Format each line of the listing below as a JSON array of strings, one string per line, and leave out any blank lines.

→ Exercise material:
* * * * * * *

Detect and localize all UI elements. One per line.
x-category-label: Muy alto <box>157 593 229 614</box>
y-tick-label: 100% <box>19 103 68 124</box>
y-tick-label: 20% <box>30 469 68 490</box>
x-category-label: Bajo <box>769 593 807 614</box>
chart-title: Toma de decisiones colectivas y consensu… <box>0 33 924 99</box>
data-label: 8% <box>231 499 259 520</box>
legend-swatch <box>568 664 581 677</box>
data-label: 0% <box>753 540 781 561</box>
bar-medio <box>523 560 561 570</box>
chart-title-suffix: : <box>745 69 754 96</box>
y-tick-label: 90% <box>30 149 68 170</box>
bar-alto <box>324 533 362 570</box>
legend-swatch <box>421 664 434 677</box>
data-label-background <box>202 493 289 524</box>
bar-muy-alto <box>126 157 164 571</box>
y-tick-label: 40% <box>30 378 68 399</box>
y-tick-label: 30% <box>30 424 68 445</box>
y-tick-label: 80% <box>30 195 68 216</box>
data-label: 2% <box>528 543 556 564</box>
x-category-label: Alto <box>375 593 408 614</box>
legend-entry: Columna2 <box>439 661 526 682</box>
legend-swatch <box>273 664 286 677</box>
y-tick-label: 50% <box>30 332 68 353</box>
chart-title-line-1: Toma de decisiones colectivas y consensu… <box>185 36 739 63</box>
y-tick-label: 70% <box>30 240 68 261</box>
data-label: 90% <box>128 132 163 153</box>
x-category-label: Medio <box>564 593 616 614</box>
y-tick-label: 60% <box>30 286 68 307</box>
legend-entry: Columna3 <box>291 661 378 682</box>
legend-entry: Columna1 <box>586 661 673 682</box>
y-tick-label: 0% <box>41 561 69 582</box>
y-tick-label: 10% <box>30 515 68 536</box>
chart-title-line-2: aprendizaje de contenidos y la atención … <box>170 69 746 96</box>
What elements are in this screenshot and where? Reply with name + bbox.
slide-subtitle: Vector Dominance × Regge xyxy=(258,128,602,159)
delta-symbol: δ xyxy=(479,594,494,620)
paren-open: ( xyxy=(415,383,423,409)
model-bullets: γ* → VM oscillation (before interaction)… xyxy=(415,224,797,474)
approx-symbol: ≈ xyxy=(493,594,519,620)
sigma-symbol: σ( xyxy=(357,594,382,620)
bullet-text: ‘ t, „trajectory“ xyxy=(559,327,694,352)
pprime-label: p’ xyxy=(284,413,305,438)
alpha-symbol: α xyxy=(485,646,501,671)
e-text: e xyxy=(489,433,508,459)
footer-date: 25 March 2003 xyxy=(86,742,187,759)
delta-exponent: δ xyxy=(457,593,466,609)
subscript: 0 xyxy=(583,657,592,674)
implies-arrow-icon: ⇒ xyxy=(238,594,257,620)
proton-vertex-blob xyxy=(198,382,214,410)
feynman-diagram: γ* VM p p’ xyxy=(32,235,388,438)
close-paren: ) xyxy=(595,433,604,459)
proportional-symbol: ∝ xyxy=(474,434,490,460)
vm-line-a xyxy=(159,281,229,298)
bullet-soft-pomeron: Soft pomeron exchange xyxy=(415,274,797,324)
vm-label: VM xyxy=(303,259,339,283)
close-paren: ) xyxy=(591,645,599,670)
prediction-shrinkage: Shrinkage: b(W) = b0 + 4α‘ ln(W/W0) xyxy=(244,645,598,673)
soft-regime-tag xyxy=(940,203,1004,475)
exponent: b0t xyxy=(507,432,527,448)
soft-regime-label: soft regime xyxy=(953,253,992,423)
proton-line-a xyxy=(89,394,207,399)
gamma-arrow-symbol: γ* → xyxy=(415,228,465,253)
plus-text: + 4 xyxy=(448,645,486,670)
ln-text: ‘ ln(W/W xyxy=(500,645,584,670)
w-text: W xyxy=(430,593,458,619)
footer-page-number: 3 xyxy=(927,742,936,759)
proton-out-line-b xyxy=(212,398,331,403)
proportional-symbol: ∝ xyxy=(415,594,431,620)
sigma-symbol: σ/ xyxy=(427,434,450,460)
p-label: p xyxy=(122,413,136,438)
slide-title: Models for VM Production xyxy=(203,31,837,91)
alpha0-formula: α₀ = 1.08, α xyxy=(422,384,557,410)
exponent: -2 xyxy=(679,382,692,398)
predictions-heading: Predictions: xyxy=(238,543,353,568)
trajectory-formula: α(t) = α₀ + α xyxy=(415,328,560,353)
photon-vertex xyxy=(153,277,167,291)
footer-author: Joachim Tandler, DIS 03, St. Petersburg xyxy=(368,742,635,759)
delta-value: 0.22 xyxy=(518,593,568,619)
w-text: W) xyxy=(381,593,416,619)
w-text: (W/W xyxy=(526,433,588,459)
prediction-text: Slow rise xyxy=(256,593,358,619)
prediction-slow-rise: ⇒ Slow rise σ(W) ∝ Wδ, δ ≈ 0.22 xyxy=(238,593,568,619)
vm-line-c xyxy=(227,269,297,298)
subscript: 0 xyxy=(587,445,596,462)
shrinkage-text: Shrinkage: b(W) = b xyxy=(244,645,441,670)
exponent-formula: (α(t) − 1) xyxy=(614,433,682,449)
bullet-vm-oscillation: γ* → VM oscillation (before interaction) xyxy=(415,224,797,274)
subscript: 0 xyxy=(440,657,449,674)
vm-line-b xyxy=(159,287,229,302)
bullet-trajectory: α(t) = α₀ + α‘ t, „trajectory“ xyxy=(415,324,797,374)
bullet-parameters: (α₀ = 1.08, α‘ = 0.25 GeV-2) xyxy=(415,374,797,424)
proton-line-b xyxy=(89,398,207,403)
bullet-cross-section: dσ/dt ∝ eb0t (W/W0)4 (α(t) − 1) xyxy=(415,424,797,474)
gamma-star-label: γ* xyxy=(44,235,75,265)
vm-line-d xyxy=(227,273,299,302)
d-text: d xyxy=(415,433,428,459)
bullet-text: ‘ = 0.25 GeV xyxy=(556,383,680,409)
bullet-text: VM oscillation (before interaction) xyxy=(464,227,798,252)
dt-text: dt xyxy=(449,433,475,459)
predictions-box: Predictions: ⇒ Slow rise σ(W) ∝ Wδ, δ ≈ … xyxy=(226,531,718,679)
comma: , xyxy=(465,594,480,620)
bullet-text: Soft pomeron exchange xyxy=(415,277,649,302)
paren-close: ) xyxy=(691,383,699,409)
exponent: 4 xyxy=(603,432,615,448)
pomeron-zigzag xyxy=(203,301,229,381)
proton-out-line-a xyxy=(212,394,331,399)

* * * * * * *

→ Exercise answer:
[
  "Detect and localize all UI elements. One per line.",
  "x-category-label: Muy alto <box>157 593 229 614</box>",
  "y-tick-label: 100% <box>19 103 68 124</box>",
  "y-tick-label: 20% <box>30 469 68 490</box>",
  "x-category-label: Bajo <box>769 593 807 614</box>",
  "chart-title: Toma de decisiones colectivas y consensu… <box>0 33 924 99</box>",
  "data-label: 8% <box>231 499 259 520</box>",
  "legend-swatch <box>568 664 581 677</box>",
  "data-label: 0% <box>753 540 781 561</box>",
  "bar-medio <box>523 560 561 570</box>",
  "chart-title-suffix: : <box>745 69 754 96</box>",
  "y-tick-label: 90% <box>30 149 68 170</box>",
  "bar-alto <box>324 533 362 570</box>",
  "legend-swatch <box>421 664 434 677</box>",
  "data-label-background <box>202 493 289 524</box>",
  "bar-muy-alto <box>126 157 164 571</box>",
  "y-tick-label: 40% <box>30 378 68 399</box>",
  "y-tick-label: 30% <box>30 424 68 445</box>",
  "y-tick-label: 80% <box>30 195 68 216</box>",
  "data-label: 2% <box>528 543 556 564</box>",
  "x-category-label: Alto <box>375 593 408 614</box>",
  "legend-entry: Columna2 <box>439 661 526 682</box>",
  "legend-swatch <box>273 664 286 677</box>",
  "y-tick-label: 50% <box>30 332 68 353</box>",
  "chart-title-line-1: Toma de decisiones colectivas y consensu… <box>185 36 739 63</box>",
  "y-tick-label: 70% <box>30 240 68 261</box>",
  "data-label: 90% <box>128 132 163 153</box>",
  "x-category-label: Medio <box>564 593 616 614</box>",
  "y-tick-label: 60% <box>30 286 68 307</box>",
  "legend-entry: Columna3 <box>291 661 378 682</box>",
  "legend-entry: Columna1 <box>586 661 673 682</box>",
  "y-tick-label: 0% <box>41 561 69 582</box>",
  "y-tick-label: 10% <box>30 515 68 536</box>",
  "chart-title-line-2: aprendizaje de contenidos y la atención … <box>170 69 746 96</box>",
  "What elements are in this screenshot and where? Reply with name + bbox.",
  "slide-subtitle: Vector Dominance × Regge xyxy=(258,128,602,159)",
  "delta-symbol: δ xyxy=(479,594,494,620)",
  "paren-open: ( xyxy=(415,383,423,409)",
  "model-bullets: γ* → VM oscillation (before interaction)… xyxy=(415,224,797,474)",
  "approx-symbol: ≈ xyxy=(493,594,519,620)",
  "sigma-symbol: σ( xyxy=(357,594,382,620)",
  "bullet-text: ‘ t, „trajectory“ xyxy=(559,327,694,352)",
  "pprime-label: p’ xyxy=(284,413,305,438)",
  "alpha-symbol: α xyxy=(485,646,501,671)",
  "e-text: e xyxy=(489,433,508,459)",
  "footer-date: 25 March 2003 xyxy=(86,742,187,759)",
  "delta-exponent: δ xyxy=(457,593,466,609)",
  "subscript: 0 xyxy=(583,657,592,674)",
  "implies-arrow-icon: ⇒ xyxy=(238,594,257,620)",
  "proton-vertex-blob xyxy=(198,382,214,410)",
  "feynman-diagram: γ* VM p p’ xyxy=(32,235,388,438)",
  "close-paren: ) xyxy=(595,433,604,459)",
  "proportional-symbol: ∝ xyxy=(474,434,490,460)",
  "vm-line-a xyxy=(159,281,229,298)",
  "bullet-soft-pomeron: Soft pomeron exchange xyxy=(415,274,797,324)",
  "vm-label: VM xyxy=(303,259,339,283)",
  "close-paren: ) xyxy=(591,645,599,670)",
  "prediction-shrinkage: Shrinkage: b(W) = b0 + 4α‘ ln(W/W0) xyxy=(244,645,598,673)",
  "soft-regime-tag xyxy=(940,203,1004,475)",
  "exponent: b0t xyxy=(507,432,527,448)",
  "soft-regime-label: soft regime xyxy=(953,253,992,423)",
  "proton-line-a xyxy=(89,394,207,399)",
  "gamma-arrow-symbol: γ* → xyxy=(415,228,465,253)",
  "plus-text: + 4 xyxy=(448,645,486,670)",
  "ln-text: ‘ ln(W/W xyxy=(500,645,584,670)",
  "w-text: W xyxy=(430,593,458,619)",
  "footer-page-number: 3 xyxy=(927,742,936,759)",
  "proton-out-line-b xyxy=(212,398,331,403)",
  "proportional-symbol: ∝ xyxy=(415,594,431,620)",
  "sigma-symbol: σ/ xyxy=(427,434,450,460)",
  "p-label: p xyxy=(122,413,136,438)",
  "slide-title: Models for VM Production xyxy=(203,31,837,91)",
  "alpha0-formula: α₀ = 1.08, α xyxy=(422,384,557,410)",
  "exponent: -2 xyxy=(679,382,692,398)",
  "predictions-heading: Predictions: xyxy=(238,543,353,568)",
  "trajectory-formula: α(t) = α₀ + α xyxy=(415,328,560,353)",
  "photon-vertex xyxy=(153,277,167,291)",
  "footer-author: Joachim Tandler, DIS 03, St. Petersburg xyxy=(368,742,635,759)",
  "delta-value: 0.22 xyxy=(518,593,568,619)",
  "w-text: W) xyxy=(381,593,416,619)",
  "w-text: (W/W xyxy=(526,433,588,459)",
  "prediction-text: Slow rise xyxy=(256,593,358,619)",
  "prediction-slow-rise: ⇒ Slow rise σ(W) ∝ Wδ, δ ≈ 0.22 xyxy=(238,593,568,619)",
  "vm-line-c xyxy=(227,269,297,298)",
  "subscript: 0 xyxy=(587,445,596,462)",
  "shrinkage-text: Shrinkage: b(W) = b xyxy=(244,645,441,670)",
  "exponent-formula: (α(t) − 1) xyxy=(614,433,682,449)",
  "bullet-vm-oscillation: γ* → VM oscillation (before interaction) xyxy=(415,224,797,274)",
  "subscript: 0 xyxy=(440,657,449,674)",
  "vm-line-b xyxy=(159,287,229,302)",
  "bullet-trajectory: α(t) = α₀ + α‘ t, „trajectory“ xyxy=(415,324,797,374)",
  "bullet-parameters: (α₀ = 1.08, α‘ = 0.25 GeV-2) xyxy=(415,374,797,424)",
  "proton-line-b xyxy=(89,398,207,403)",
  "bullet-cross-section: dσ/dt ∝ eb0t (W/W0)4 (α(t) − 1) xyxy=(415,424,797,474)",
  "gamma-star-label: γ* xyxy=(44,235,75,265)",
  "vm-line-d xyxy=(227,273,299,302)",
  "d-text: d xyxy=(415,433,428,459)",
  "bullet-text: ‘ = 0.25 GeV xyxy=(556,383,680,409)",
  "bullet-text: VM oscillation (before interaction) xyxy=(464,227,798,252)",
  "dt-text: dt xyxy=(449,433,475,459)",
  "predictions-box: Predictions: ⇒ Slow rise σ(W) ∝ Wδ, δ ≈ … xyxy=(226,531,718,679)",
  "comma: , xyxy=(465,594,480,620)",
  "bullet-text: Soft pomeron exchange xyxy=(415,277,649,302)",
  "paren-close: ) xyxy=(691,383,699,409)",
  "exponent: 4 xyxy=(603,432,615,448)",
  "pomeron-zigzag xyxy=(203,301,229,381)",
  "proton-out-line-a xyxy=(212,394,331,399)"
]